Passage:

=== Begin Enclosure ===


    A dictator is defined as someone who rules a country with complete power, has complete control over the armed forces, and destroys any political opposition.

    President Uhuru Kenyatta during the press briefing at State House on June 6, 2020.
    President Uhuru Kenyatta during the press briefing at State House on June 6, 2020.

    While he has control over the armed forces by virtue of being Commander-in-Chief, whether Uhuru rules with complete power given the checks and balances of the 2010 Constitution, or destroys all political opposition, is up for debate.

    Uhuru has championed his credentials as a democrat, and makes no secret of his desire to leave a lasting legacy of national unity through the Building Bridges Initiative (BBI) fronted alongside Orange Democratic Movement (ODM) leader Raila Odinga.

    In his Madaraka Day speech on June 1, Uhuru stated that he was discerning a Constitutional moment as part of the expansion of Kenya's democratic space to foster inclusivity and harmony.

=== End Enclosure ===

Records provided:

=== Begin Enclosure ===

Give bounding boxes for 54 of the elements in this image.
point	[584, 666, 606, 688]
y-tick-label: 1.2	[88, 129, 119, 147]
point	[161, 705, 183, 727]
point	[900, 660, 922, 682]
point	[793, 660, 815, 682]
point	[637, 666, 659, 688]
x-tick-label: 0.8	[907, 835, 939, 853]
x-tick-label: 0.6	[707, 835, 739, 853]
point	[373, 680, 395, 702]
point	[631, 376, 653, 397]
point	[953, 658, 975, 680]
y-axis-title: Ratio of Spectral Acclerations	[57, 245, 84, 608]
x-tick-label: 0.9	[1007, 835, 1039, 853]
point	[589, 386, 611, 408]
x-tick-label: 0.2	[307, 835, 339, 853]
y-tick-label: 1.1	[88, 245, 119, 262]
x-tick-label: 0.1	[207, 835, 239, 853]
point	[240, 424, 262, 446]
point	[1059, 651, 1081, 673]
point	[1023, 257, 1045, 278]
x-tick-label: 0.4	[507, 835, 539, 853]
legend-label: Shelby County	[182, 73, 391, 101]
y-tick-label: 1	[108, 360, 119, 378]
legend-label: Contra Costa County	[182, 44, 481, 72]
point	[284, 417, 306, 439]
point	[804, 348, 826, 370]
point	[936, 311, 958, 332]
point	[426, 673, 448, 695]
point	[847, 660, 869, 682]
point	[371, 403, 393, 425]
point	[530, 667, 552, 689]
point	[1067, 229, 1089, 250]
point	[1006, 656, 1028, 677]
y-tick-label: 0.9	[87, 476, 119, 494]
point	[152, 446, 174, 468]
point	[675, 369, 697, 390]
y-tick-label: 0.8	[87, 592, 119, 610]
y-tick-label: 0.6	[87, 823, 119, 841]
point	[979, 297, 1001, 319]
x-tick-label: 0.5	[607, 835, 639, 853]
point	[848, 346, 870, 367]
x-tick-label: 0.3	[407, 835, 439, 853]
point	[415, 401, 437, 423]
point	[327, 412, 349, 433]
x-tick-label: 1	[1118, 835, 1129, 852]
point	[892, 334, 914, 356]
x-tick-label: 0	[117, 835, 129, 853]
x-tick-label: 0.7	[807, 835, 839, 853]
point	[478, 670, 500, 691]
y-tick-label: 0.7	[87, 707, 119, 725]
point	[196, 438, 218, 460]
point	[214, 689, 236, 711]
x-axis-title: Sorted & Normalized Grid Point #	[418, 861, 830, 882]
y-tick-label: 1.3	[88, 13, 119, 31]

=== End Enclosure ===

Exercise instructions:
(1) In the passage on Uhuru Kenyatta, why is it open to debate whether he rules with complete power? Answer in one to three sentences.
(2) In the passage on Uhuru Kenyatta, on what date did he give his Madaraka Day speech?
(3) Continue the passage on Uhuru Kenyatta from where it stops.

Answers to the exercise:
(1) It is open to debate because the 2010 Constitution puts checks and balances on his power.

(2) June 1.

(3)
    "Ten years later, I am already discerning a constitutional moment.  Not a moment to replace the 2010 constitution but one to improve on it.  A moment that will right what we got wrong in 2010.  But fundamentally, the constitutional moment I discern is one that will bring an end to the senseless cycles of violence we have experienced in every election since 1992. 

    "And one that will deepen our democratic credentials and lead to a much more inclusive society, which, I believe, was the intention of the framers of the 2010 constitution," he stated.

    City lawyer Charles Kanjama is among those who added their voices to the debate after Maraga's statement, arguing that Uhuru's proposed constitutional moment held no weight due to the disregard of court orders.

    "If President Uhuru ignores court orders, then he lacks moral authority to ask Kenyans to comply with his government's directives. Also, he lacks credibility to discern any constitutional moment or pursue amendments," he stated on Monday, June 8.

    On the other hand, members of the Tanga Tanga faction allied to Ruto have accused Uhuru and functionaries around him for employing intimidation, threats and scare tactics to silence any dissent. 

    Former Senate Majority Leader Kipchumba Murkomen, Susan Kihika, Benjamin Washiali and Cecily Mbarire have been the latest victims of the purge in Jubilee, with the fate of National Assembly Majority Leader Aden Duale said to be hanging in the balance.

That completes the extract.